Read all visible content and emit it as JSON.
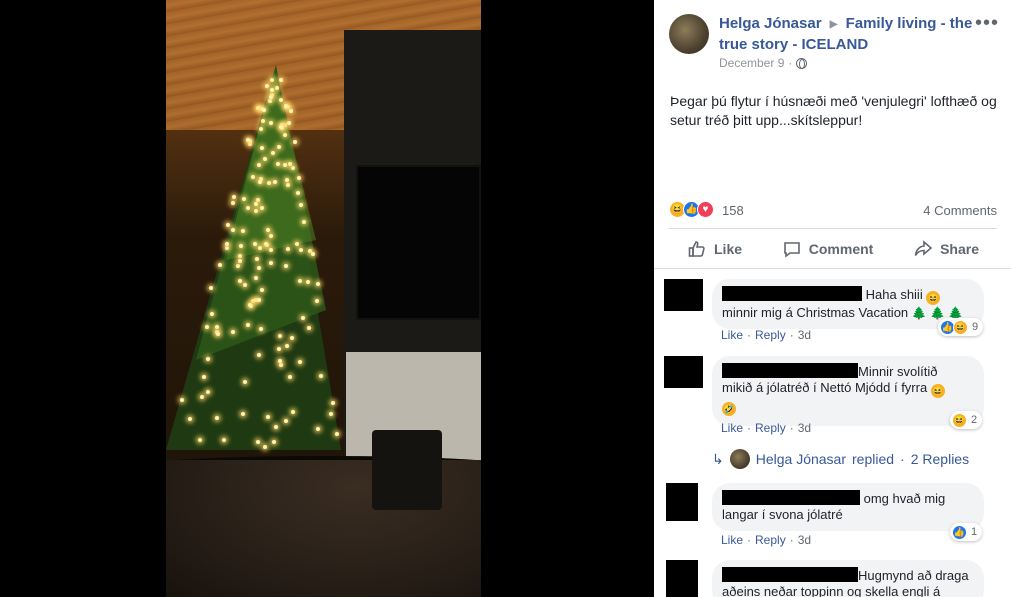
{
  "post": {
    "author": "Helga Jónasar",
    "group": "Family living - the true story - ICELAND",
    "date": "December 9",
    "date_sep": "·",
    "text": "Þegar þú flytur í húsnæði með 'venjulegri' lofthæð og setur tréð þitt upp...skítsleppur!",
    "more_icon": "more-options-icon",
    "privacy_icon": "globe-icon"
  },
  "reactions": {
    "count": "158",
    "types": [
      "haha",
      "like",
      "love"
    ],
    "comments_label": "4 Comments"
  },
  "actions": {
    "like": "Like",
    "comment": "Comment",
    "share": "Share"
  },
  "comments": [
    {
      "text_line1": "Haha shiii",
      "text_line2": "minnir mig á Christmas Vacation",
      "like": "Like",
      "reply": "Reply",
      "time": "3d",
      "reaction_count": "9"
    },
    {
      "text_line1": "Minnir svolítið",
      "text_line2": "mikið á jólatréð í Nettó Mjódd í fyrra",
      "like": "Like",
      "reply": "Reply",
      "time": "3d",
      "reaction_count": "2"
    },
    {
      "text_line1": "omg hvað mig",
      "text_line2": "langar í svona jólatré",
      "like": "Like",
      "reply": "Reply",
      "time": "3d",
      "reaction_count": "1"
    },
    {
      "text_line1": "Hugmynd að draga",
      "text_line2": "aðeins neðar toppinn og skella engli á"
    }
  ],
  "reply_summary": {
    "replier": "Helga Jónasar",
    "replied": "replied",
    "sep": "·",
    "count_label": "2 Replies"
  },
  "colors": {
    "link": "#385898",
    "muted": "#606770",
    "bubble": "#f2f3f5",
    "like_blue": "#1877f2",
    "haha_yellow": "#f7b125",
    "love_red": "#f33e58"
  }
}
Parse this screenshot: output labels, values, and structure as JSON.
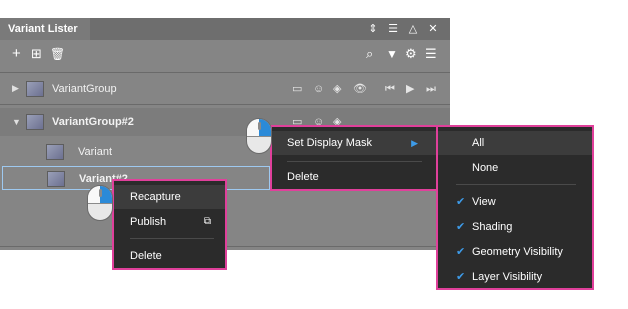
{
  "panel": {
    "title": "Variant Lister",
    "window_controls": [
      "⇕",
      "☰",
      "△",
      "✕"
    ]
  },
  "toolbar": {
    "left_icons": [
      "+",
      "⊞",
      "🗑"
    ],
    "right_icons": [
      "⌕",
      "▼",
      "⚙",
      "☰"
    ]
  },
  "rows": [
    {
      "label": "VariantGroup",
      "level": 0
    },
    {
      "label": "VariantGroup#2",
      "level": 0
    },
    {
      "label": "Variant",
      "level": 1
    },
    {
      "label": "Variant#2",
      "level": 1
    }
  ],
  "row_icons": [
    "▭",
    "☺",
    "◈",
    "👁",
    "⏮",
    "▶",
    "⏭"
  ],
  "context_menu": {
    "items": [
      "Recapture",
      "Publish",
      "Delete"
    ]
  },
  "group_menu": {
    "items": [
      "Set Display Mask",
      "Delete"
    ]
  },
  "mask_menu": {
    "items": [
      "All",
      "None",
      "View",
      "Shading",
      "Geometry Visibility",
      "Layer Visibility"
    ],
    "checked": [
      "View",
      "Shading",
      "Geometry Visibility",
      "Layer Visibility"
    ]
  },
  "colors": {
    "accent": "#e0409b",
    "check": "#3d9be8",
    "menu_bg": "#2b2b2b",
    "panel_bg": "#858585"
  }
}
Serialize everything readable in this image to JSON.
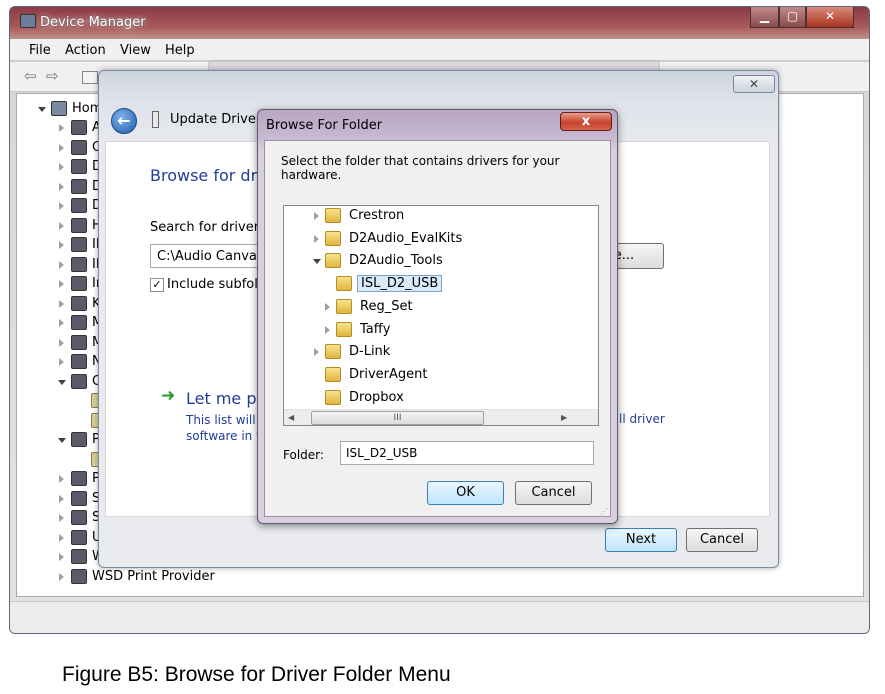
{
  "device_manager": {
    "title": "Device Manager",
    "menu": [
      "File",
      "Action",
      "View",
      "Help"
    ],
    "tree": {
      "root": "Home",
      "items": [
        "Ac",
        "Co",
        "Di",
        "Di",
        "DV",
        "Hu",
        "ID",
        "IE",
        "Im",
        "Ke",
        "Mi",
        "Mo",
        "Ne",
        "Ot",
        "",
        "",
        "Po",
        "",
        "Pr",
        "So",
        "Sy",
        "Ur",
        "Wi",
        "WSD Print Provider"
      ]
    }
  },
  "update_driver": {
    "title": "Update Driver S",
    "close_symbol": "✕",
    "heading": "Browse for driv",
    "search_label": "Search for driver so",
    "path_value": "C:\\Audio Canvas I",
    "browse_label": "se...",
    "include_subfolders_label": "Include subfolde",
    "include_subfolders_checked": "✓",
    "let_me_pick_title": "Let me pic",
    "let_me_pick_desc": "This list will s",
    "let_me_pick_desc2": "software in th",
    "let_me_pick_desc_right": "ll driver",
    "next_label": "Next",
    "cancel_label": "Cancel"
  },
  "browse_for_folder": {
    "title": "Browse For Folder",
    "close_symbol": "x",
    "instruction": "Select the folder that contains drivers for your hardware.",
    "folders": [
      {
        "label": "Crestron",
        "expandable": true,
        "expanded": false,
        "level": 0,
        "selected": false
      },
      {
        "label": "D2Audio_EvalKits",
        "expandable": true,
        "expanded": false,
        "level": 0,
        "selected": false
      },
      {
        "label": "D2Audio_Tools",
        "expandable": true,
        "expanded": true,
        "level": 0,
        "selected": false
      },
      {
        "label": "ISL_D2_USB",
        "expandable": false,
        "expanded": false,
        "level": 1,
        "selected": true
      },
      {
        "label": "Reg_Set",
        "expandable": true,
        "expanded": false,
        "level": 1,
        "selected": false
      },
      {
        "label": "Taffy",
        "expandable": true,
        "expanded": false,
        "level": 1,
        "selected": false
      },
      {
        "label": "D-Link",
        "expandable": true,
        "expanded": false,
        "level": 0,
        "selected": false
      },
      {
        "label": "DriverAgent",
        "expandable": false,
        "expanded": false,
        "level": 0,
        "selected": false
      },
      {
        "label": "Dropbox",
        "expandable": false,
        "expanded": false,
        "level": 0,
        "selected": false
      }
    ],
    "hscroll_grip": "III",
    "folder_label": "Folder:",
    "folder_value": "ISL_D2_USB",
    "ok_label": "OK",
    "cancel_label": "Cancel"
  },
  "caption": "Figure B5:  Browse for Driver Folder Menu"
}
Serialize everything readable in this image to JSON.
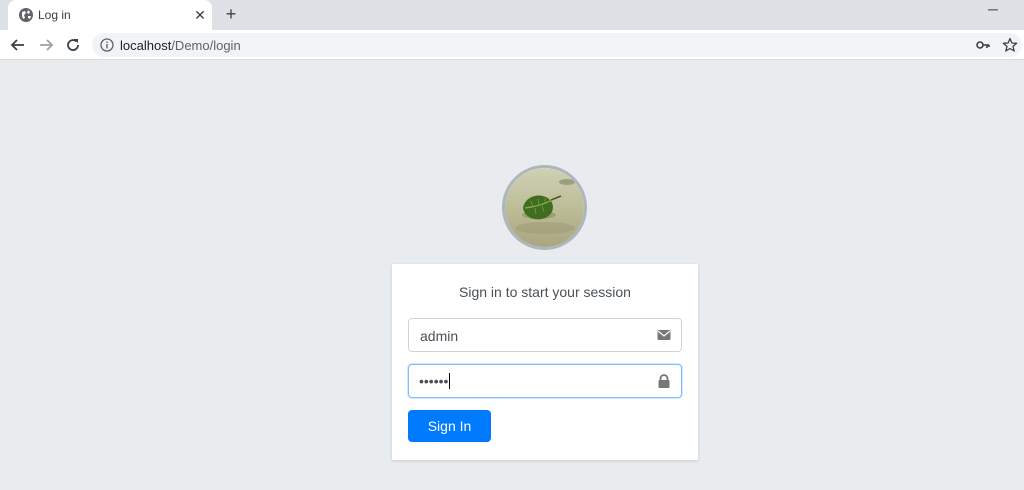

------

Problem: Leave the pictures out and reproduce each record exactly as written.

Final answer:
Read all visible content and emit it as JSON.
{
  "post": {
    "author": "Helga Jónasar",
    "group": "Family living - the true story - ICELAND",
    "date": "December 9",
    "date_sep": "·",
    "text": "Þegar þú flytur í húsnæði með 'venjulegri' lofthæð og setur tréð þitt upp...skítsleppur!",
    "more_icon": "more-options-icon",
    "privacy_icon": "globe-icon"
  },
  "reactions": {
    "count": "158",
    "types": [
      "haha",
      "like",
      "love"
    ],
    "comments_label": "4 Comments"
  },
  "actions": {
    "like": "Like",
    "comment": "Comment",
    "share": "Share"
  },
  "comments": [
    {
      "text_line1": "Haha shiii",
      "text_line2": "minnir mig á Christmas Vacation",
      "like": "Like",
      "reply": "Reply",
      "time": "3d",
      "reaction_count": "9"
    },
    {
      "text_line1": "Minnir svolítið",
      "text_line2": "mikið á jólatréð í Nettó Mjódd í fyrra",
      "like": "Like",
      "reply": "Reply",
      "time": "3d",
      "reaction_count": "2"
    },
    {
      "text_line1": "omg hvað mig",
      "text_line2": "langar í svona jólatré",
      "like": "Like",
      "reply": "Reply",
      "time": "3d",
      "reaction_count": "1"
    },
    {
      "text_line1": "Hugmynd að draga",
      "text_line2": "aðeins neðar toppinn og skella engli á"
    }
  ],
  "reply_summary": {
    "replier": "Helga Jónasar",
    "replied": "replied",
    "sep": "·",
    "count_label": "2 Replies"
  },
  "colors": {
    "link": "#385898",
    "muted": "#606770",
    "bubble": "#f2f3f5",
    "like_blue": "#1877f2",
    "haha_yellow": "#f7b125",
    "love_red": "#f33e58"
  }
}
Parse this screenshot: output labels, values, and structure as JSON.
{
  "panel": {
    "title": "Variant Lister",
    "window_controls": [
      "⇕",
      "☰",
      "△",
      "✕"
    ]
  },
  "toolbar": {
    "left_icons": [
      "+",
      "⊞",
      "🗑"
    ],
    "right_icons": [
      "⌕",
      "▼",
      "⚙",
      "☰"
    ]
  },
  "rows": [
    {
      "label": "VariantGroup",
      "level": 0
    },
    {
      "label": "VariantGroup#2",
      "level": 0
    },
    {
      "label": "Variant",
      "level": 1
    },
    {
      "label": "Variant#2",
      "level": 1
    }
  ],
  "row_icons": [
    "▭",
    "☺",
    "◈",
    "👁",
    "⏮",
    "▶",
    "⏭"
  ],
  "context_menu": {
    "items": [
      "Recapture",
      "Publish",
      "Delete"
    ]
  },
  "group_menu": {
    "items": [
      "Set Display Mask",
      "Delete"
    ]
  },
  "mask_menu": {
    "items": [
      "All",
      "None",
      "View",
      "Shading",
      "Geometry Visibility",
      "Layer Visibility"
    ],
    "checked": [
      "View",
      "Shading",
      "Geometry Visibility",
      "Layer Visibility"
    ]
  },
  "colors": {
    "accent": "#e0409b",
    "check": "#3d9be8",
    "menu_bg": "#2b2b2b",
    "panel_bg": "#858585"
  }
}
Serialize everything readable in this image to JSON.
{
  "device_manager": {
    "title": "Device Manager",
    "menu": [
      "File",
      "Action",
      "View",
      "Help"
    ],
    "tree": {
      "root": "Home",
      "items": [
        "Ac",
        "Co",
        "Di",
        "Di",
        "DV",
        "Hu",
        "ID",
        "IE",
        "Im",
        "Ke",
        "Mi",
        "Mo",
        "Ne",
        "Ot",
        "",
        "",
        "Po",
        "",
        "Pr",
        "So",
        "Sy",
        "Ur",
        "Wi",
        "WSD Print Provider"
      ]
    }
  },
  "update_driver": {
    "title": "Update Driver S",
    "close_symbol": "✕",
    "heading": "Browse for driv",
    "search_label": "Search for driver so",
    "path_value": "C:\\Audio Canvas I",
    "browse_label": "se...",
    "include_subfolders_label": "Include subfolde",
    "include_subfolders_checked": "✓",
    "let_me_pick_title": "Let me pic",
    "let_me_pick_desc": "This list will s",
    "let_me_pick_desc2": "software in th",
    "let_me_pick_desc_right": "ll driver",
    "next_label": "Next",
    "cancel_label": "Cancel"
  },
  "browse_for_folder": {
    "title": "Browse For Folder",
    "close_symbol": "x",
    "instruction": "Select the folder that contains drivers for your hardware.",
    "folders": [
      {
        "label": "Crestron",
        "expandable": true,
        "expanded": false,
        "level": 0,
        "selected": false
      },
      {
        "label": "D2Audio_EvalKits",
        "expandable": true,
        "expanded": false,
        "level": 0,
        "selected": false
      },
      {
        "label": "D2Audio_Tools",
        "expandable": true,
        "expanded": true,
        "level": 0,
        "selected": false
      },
      {
        "label": "ISL_D2_USB",
        "expandable": false,
        "expanded": false,
        "level": 1,
        "selected": true
      },
      {
        "label": "Reg_Set",
        "expandable": true,
        "expanded": false,
        "level": 1,
        "selected": false
      },
      {
        "label": "Taffy",
        "expandable": true,
        "expanded": false,
        "level": 1,
        "selected": false
      },
      {
        "label": "D-Link",
        "expandable": true,
        "expanded": false,
        "level": 0,
        "selected": false
      },
      {
        "label": "DriverAgent",
        "expandable": false,
        "expanded": false,
        "level": 0,
        "selected": false
      },
      {
        "label": "Dropbox",
        "expandable": false,
        "expanded": false,
        "level": 0,
        "selected": false
      }
    ],
    "hscroll_grip": "III",
    "folder_label": "Folder:",
    "folder_value": "ISL_D2_USB",
    "ok_label": "OK",
    "cancel_label": "Cancel"
  },
  "caption": "Figure B5:  Browse for Driver Folder Menu"
}
Serialize everything readable in this image to JSON.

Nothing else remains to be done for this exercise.